── Information shown

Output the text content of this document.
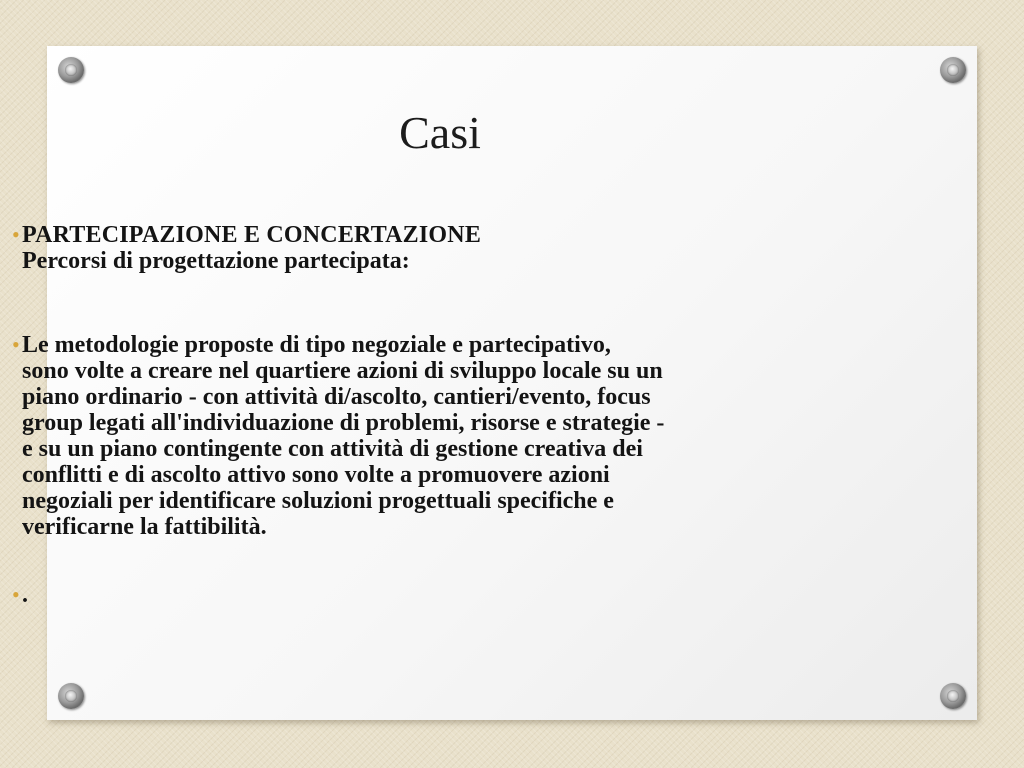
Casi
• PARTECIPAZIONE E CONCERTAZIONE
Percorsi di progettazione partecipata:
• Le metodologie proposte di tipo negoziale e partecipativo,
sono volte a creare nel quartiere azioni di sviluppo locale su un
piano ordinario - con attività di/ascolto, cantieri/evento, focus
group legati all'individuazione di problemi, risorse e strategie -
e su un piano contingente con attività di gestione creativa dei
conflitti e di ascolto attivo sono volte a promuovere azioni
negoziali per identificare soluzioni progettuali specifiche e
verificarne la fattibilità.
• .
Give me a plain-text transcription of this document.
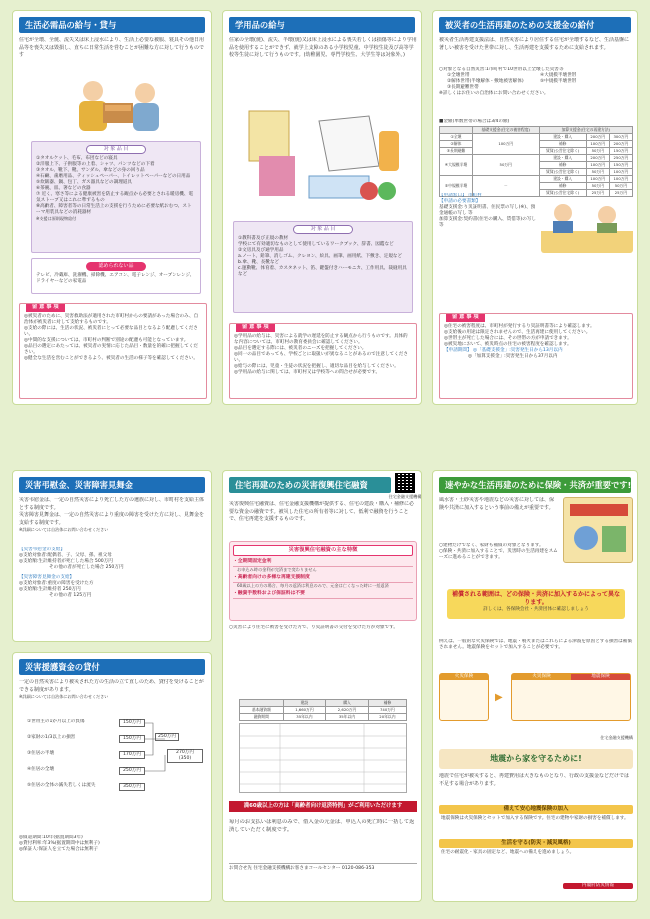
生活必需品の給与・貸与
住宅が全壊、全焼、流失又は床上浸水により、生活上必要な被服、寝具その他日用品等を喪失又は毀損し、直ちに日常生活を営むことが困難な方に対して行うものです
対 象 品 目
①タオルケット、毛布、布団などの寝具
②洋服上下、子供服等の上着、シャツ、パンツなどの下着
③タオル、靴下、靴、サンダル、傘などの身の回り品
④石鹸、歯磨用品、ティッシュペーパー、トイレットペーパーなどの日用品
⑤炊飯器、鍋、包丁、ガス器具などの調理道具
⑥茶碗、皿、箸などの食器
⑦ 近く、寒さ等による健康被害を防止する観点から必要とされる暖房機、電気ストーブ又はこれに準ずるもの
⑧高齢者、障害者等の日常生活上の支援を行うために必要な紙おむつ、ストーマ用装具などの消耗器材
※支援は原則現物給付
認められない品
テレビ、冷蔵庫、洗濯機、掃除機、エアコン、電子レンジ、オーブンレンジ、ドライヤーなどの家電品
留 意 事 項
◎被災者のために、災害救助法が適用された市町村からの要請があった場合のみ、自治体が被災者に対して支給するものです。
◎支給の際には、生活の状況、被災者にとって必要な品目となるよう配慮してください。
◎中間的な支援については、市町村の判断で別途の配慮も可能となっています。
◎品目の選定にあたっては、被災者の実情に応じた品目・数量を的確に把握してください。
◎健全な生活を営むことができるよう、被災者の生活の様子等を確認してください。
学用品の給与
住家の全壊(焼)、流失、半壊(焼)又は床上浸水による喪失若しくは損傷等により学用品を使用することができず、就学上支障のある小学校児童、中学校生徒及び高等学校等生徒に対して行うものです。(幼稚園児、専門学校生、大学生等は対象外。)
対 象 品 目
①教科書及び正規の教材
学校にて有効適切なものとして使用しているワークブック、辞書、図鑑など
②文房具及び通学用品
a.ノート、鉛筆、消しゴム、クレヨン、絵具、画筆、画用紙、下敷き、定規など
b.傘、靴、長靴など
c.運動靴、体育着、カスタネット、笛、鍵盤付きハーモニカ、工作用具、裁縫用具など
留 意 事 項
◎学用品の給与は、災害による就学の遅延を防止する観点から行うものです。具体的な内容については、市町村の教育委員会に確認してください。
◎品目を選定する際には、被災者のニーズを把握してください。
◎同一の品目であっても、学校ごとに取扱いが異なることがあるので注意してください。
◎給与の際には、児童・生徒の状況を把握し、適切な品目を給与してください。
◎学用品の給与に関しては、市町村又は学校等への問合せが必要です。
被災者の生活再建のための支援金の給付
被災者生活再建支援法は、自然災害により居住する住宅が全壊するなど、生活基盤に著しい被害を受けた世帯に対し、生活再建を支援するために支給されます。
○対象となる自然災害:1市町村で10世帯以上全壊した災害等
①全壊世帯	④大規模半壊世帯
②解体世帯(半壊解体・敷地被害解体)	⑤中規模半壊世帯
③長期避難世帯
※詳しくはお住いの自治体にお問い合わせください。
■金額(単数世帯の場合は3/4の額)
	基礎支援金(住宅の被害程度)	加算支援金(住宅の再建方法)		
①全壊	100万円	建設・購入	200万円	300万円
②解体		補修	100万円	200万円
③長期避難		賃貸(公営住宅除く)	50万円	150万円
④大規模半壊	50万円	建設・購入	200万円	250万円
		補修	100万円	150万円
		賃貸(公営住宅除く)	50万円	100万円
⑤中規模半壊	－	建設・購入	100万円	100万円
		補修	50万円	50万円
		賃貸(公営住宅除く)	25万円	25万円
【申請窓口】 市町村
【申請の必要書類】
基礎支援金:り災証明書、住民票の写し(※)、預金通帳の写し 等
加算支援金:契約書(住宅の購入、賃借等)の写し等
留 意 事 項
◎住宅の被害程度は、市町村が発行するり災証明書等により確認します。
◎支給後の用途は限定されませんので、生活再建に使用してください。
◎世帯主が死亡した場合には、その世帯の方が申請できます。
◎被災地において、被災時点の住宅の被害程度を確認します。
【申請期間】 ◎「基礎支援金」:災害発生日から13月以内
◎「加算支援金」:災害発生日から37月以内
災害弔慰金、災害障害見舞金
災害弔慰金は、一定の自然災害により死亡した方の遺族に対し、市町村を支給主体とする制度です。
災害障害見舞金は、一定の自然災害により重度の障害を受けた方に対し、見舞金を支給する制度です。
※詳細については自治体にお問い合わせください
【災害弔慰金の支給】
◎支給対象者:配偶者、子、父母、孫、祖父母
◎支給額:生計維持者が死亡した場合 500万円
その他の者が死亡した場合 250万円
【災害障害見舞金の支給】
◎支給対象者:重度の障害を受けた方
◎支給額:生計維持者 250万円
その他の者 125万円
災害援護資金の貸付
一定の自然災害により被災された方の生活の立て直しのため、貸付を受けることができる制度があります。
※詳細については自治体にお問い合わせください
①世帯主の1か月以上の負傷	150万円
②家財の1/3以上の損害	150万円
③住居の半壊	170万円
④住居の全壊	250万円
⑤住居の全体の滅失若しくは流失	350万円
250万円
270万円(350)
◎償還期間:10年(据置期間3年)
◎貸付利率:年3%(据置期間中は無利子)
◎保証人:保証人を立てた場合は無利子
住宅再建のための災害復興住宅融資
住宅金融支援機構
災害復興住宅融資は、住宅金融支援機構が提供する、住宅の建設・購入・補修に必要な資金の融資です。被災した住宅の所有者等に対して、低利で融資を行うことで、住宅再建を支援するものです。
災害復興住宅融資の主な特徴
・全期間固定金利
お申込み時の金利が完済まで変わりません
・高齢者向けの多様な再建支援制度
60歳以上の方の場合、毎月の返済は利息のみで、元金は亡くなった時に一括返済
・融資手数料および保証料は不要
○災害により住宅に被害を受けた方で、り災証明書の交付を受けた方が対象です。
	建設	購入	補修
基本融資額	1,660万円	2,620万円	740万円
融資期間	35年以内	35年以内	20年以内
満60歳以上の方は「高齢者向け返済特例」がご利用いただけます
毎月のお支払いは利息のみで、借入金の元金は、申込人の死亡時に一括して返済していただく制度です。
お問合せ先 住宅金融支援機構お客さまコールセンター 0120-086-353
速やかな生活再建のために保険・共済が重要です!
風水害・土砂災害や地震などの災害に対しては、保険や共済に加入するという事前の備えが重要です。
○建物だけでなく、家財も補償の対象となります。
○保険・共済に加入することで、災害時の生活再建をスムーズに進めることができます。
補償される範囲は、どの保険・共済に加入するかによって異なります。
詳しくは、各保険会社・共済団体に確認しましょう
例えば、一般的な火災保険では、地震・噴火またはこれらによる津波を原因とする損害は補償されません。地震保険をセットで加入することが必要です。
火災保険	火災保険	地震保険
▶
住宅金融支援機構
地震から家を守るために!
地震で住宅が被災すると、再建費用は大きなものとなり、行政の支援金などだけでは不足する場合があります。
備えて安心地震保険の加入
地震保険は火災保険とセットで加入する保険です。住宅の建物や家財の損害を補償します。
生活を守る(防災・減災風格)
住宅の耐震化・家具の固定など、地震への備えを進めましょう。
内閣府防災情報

────
── Information shown

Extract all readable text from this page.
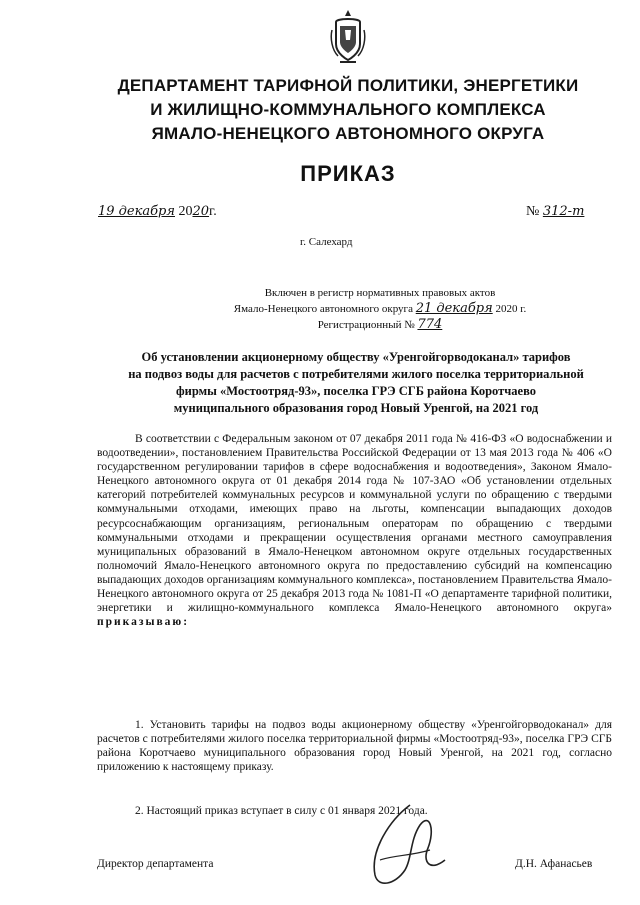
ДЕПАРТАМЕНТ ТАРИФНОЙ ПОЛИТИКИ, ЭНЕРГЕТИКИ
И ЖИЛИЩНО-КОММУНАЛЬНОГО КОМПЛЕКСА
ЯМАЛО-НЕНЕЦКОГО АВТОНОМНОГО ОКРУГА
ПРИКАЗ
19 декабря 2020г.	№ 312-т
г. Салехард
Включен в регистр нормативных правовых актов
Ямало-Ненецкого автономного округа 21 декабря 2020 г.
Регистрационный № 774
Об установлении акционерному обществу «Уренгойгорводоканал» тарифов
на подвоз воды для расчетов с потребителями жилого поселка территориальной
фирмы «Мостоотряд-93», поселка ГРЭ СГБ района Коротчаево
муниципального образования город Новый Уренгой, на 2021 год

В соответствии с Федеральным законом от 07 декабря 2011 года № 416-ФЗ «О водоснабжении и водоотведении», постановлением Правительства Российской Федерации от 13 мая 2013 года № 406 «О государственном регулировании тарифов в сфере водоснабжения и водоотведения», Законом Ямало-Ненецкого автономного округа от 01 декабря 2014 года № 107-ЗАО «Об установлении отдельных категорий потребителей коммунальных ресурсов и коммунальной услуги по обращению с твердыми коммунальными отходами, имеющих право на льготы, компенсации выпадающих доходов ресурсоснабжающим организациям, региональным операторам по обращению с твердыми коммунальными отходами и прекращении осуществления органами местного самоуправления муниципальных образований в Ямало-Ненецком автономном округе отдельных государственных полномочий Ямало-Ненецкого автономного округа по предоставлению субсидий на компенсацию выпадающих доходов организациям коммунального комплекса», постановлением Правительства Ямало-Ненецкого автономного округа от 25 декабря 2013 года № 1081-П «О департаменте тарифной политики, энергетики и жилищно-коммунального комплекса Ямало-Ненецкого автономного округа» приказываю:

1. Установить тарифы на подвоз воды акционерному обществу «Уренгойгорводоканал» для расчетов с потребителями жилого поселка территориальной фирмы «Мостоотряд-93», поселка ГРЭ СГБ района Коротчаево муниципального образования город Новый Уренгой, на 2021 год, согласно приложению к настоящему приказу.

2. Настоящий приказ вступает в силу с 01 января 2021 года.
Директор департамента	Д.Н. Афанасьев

────
── Information shown

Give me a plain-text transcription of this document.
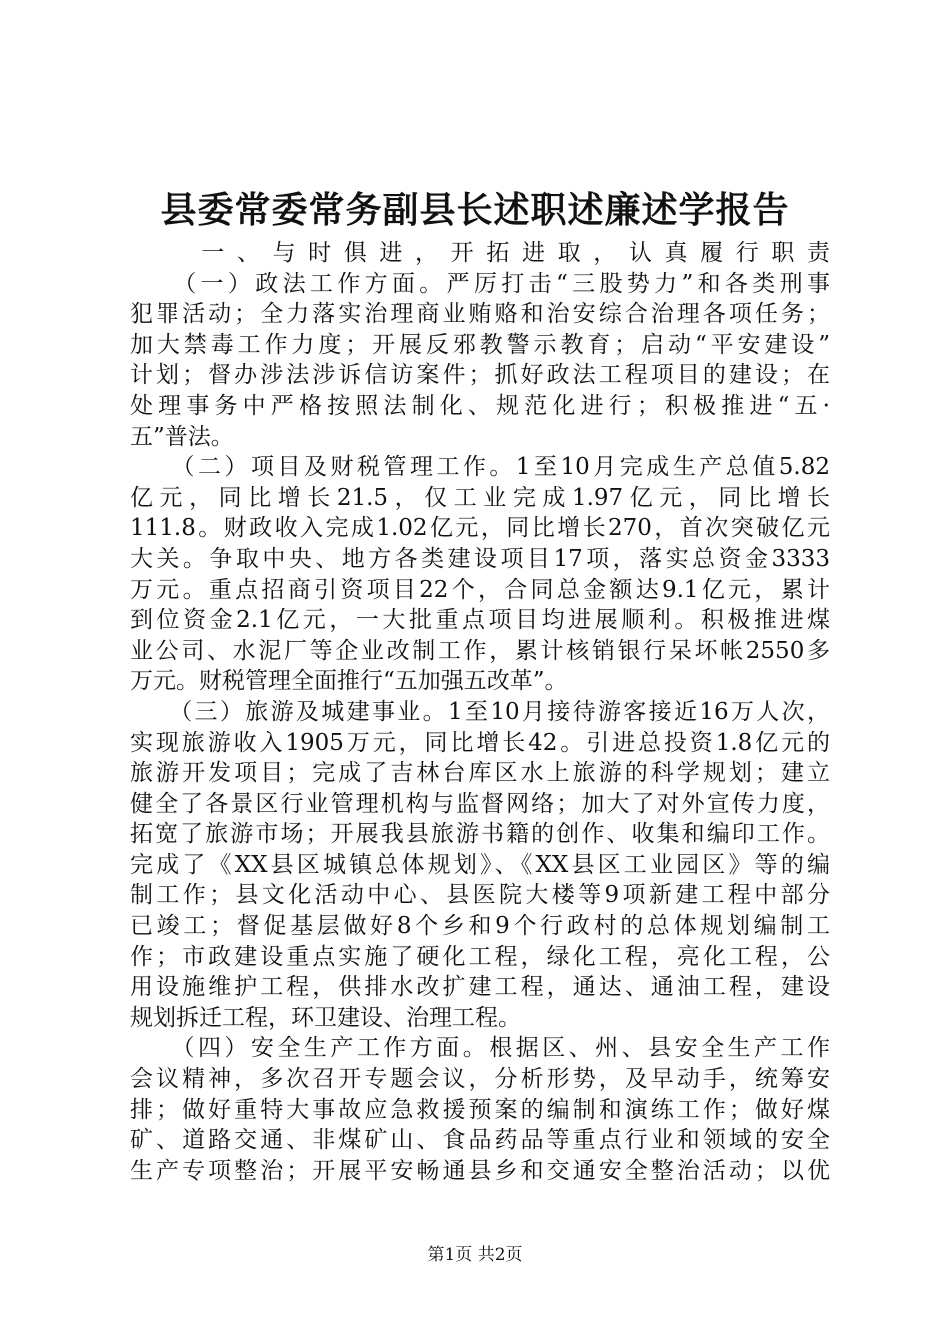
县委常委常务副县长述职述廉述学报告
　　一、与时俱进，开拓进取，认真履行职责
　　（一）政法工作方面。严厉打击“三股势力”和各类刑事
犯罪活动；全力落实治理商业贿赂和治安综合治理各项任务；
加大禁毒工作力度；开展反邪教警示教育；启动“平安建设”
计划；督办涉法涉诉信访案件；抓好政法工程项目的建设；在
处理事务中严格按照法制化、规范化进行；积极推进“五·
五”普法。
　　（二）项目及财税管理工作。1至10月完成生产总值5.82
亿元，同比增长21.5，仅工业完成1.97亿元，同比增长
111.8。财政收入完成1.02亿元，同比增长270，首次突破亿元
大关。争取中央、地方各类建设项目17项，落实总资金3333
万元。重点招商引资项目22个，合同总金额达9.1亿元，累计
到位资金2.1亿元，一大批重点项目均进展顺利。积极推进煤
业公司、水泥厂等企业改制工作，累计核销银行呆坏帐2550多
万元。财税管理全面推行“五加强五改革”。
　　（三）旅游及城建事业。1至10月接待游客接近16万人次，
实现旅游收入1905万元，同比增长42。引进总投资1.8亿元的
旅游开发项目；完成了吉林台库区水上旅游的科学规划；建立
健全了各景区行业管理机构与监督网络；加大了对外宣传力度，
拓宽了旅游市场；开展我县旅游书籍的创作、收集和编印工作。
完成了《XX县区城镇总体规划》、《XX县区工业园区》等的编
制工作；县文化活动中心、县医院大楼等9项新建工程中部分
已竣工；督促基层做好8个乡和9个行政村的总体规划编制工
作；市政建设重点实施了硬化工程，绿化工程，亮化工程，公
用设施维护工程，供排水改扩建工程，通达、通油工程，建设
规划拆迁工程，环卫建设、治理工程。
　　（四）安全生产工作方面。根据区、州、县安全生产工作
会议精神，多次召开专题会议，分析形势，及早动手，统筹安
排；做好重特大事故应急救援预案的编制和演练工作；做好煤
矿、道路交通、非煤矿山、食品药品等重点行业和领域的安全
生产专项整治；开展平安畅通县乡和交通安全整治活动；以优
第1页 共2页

────

## Task to complete
Search the data for the word "Мостоотряд" and copy each line where it appears.

## Final result
фирмы «Мостоотряд-93», поселка ГРЭ СГБ района Коротчаево
1. Установить тарифы на подвоз воды акционерному обществу «Уренгойгорводоканал» для расчетов с потребителями жилого поселка территориальной фирмы «Мостоотряд-93», поселка ГРЭ СГБ района Коротчаево муниципального образования город Новый Уренгой, на 2021 год, согласно приложению к настоящему приказу.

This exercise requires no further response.